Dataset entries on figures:
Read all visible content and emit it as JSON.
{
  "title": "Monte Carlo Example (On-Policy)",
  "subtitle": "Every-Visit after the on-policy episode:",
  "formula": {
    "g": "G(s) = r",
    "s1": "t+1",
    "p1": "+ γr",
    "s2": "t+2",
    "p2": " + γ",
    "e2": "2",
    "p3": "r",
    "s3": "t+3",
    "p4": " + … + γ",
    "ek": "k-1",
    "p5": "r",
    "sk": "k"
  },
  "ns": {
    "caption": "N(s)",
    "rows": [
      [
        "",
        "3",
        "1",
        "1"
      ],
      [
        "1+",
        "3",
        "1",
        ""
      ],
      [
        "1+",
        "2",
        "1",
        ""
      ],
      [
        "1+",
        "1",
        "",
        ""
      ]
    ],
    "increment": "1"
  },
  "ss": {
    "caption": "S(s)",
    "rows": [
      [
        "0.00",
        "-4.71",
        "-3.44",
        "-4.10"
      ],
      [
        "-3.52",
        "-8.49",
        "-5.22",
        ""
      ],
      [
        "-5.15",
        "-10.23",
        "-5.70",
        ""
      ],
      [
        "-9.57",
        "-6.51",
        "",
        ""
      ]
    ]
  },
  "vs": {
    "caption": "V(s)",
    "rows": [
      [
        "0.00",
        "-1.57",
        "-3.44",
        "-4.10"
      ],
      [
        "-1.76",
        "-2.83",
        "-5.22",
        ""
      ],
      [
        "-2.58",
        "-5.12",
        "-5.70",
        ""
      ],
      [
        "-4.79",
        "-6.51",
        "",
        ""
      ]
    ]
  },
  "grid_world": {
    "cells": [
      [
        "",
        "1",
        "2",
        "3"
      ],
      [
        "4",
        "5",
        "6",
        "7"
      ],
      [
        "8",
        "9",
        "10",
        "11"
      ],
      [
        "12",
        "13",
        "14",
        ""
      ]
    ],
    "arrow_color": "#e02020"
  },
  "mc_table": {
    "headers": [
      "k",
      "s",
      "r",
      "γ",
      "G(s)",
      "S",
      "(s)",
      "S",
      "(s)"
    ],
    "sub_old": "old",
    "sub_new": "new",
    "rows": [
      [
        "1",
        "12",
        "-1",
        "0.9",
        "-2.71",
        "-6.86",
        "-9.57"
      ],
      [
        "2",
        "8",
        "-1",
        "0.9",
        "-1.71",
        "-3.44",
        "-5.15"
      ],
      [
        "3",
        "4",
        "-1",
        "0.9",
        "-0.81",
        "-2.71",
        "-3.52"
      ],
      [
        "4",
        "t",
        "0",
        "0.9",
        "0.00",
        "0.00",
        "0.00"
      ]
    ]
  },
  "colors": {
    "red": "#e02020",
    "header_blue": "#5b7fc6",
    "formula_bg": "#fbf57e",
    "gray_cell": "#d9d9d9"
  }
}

▶ **WHAT NEEDS TO BE DONE**: Copy out the whole listing exactly; please set it all down.

▶ **RIGHT ANSWER**:
Read all visible content and emit it as JSON.
{
  "title": "Monte Carlo Example (On-Policy)",
  "subtitle": "Every-Visit after the on-policy episode:",
  "formula": {
    "g": "G(s) = r",
    "s1": "t+1",
    "p1": "+ γr",
    "s2": "t+2",
    "p2": " + γ",
    "e2": "2",
    "p3": "r",
    "s3": "t+3",
    "p4": " + … + γ",
    "ek": "k-1",
    "p5": "r",
    "sk": "k"
  },
  "ns": {
    "caption": "N(s)",
    "rows": [
      [
        "",
        "3",
        "1",
        "1"
      ],
      [
        "1+",
        "3",
        "1",
        ""
      ],
      [
        "1+",
        "2",
        "1",
        ""
      ],
      [
        "1+",
        "1",
        "",
        ""
      ]
    ],
    "increment": "1"
  },
  "ss": {
    "caption": "S(s)",
    "rows": [
      [
        "0.00",
        "-4.71",
        "-3.44",
        "-4.10"
      ],
      [
        "-3.52",
        "-8.49",
        "-5.22",
        ""
      ],
      [
        "-5.15",
        "-10.23",
        "-5.70",
        ""
      ],
      [
        "-9.57",
        "-6.51",
        "",
        ""
      ]
    ]
  },
  "vs": {
    "caption": "V(s)",
    "rows": [
      [
        "0.00",
        "-1.57",
        "-3.44",
        "-4.10"
      ],
      [
        "-1.76",
        "-2.83",
        "-5.22",
        ""
      ],
      [
        "-2.58",
        "-5.12",
        "-5.70",
        ""
      ],
      [
        "-4.79",
        "-6.51",
        "",
        ""
      ]
    ]
  },
  "grid_world": {
    "cells": [
      [
        "",
        "1",
        "2",
        "3"
      ],
      [
        "4",
        "5",
        "6",
        "7"
      ],
      [
        "8",
        "9",
        "10",
        "11"
      ],
      [
        "12",
        "13",
        "14",
        ""
      ]
    ],
    "arrow_color": "#e02020"
  },
  "mc_table": {
    "headers": [
      "k",
      "s",
      "r",
      "γ",
      "G(s)",
      "S",
      "(s)",
      "S",
      "(s)"
    ],
    "sub_old": "old",
    "sub_new": "new",
    "rows": [
      [
        "1",
        "12",
        "-1",
        "0.9",
        "-2.71",
        "-6.86",
        "-9.57"
      ],
      [
        "2",
        "8",
        "-1",
        "0.9",
        "-1.71",
        "-3.44",
        "-5.15"
      ],
      [
        "3",
        "4",
        "-1",
        "0.9",
        "-0.81",
        "-2.71",
        "-3.52"
      ],
      [
        "4",
        "t",
        "0",
        "0.9",
        "0.00",
        "0.00",
        "0.00"
      ]
    ]
  },
  "colors": {
    "red": "#e02020",
    "header_blue": "#5b7fc6",
    "formula_bg": "#fbf57e",
    "gray_cell": "#d9d9d9"
  }
}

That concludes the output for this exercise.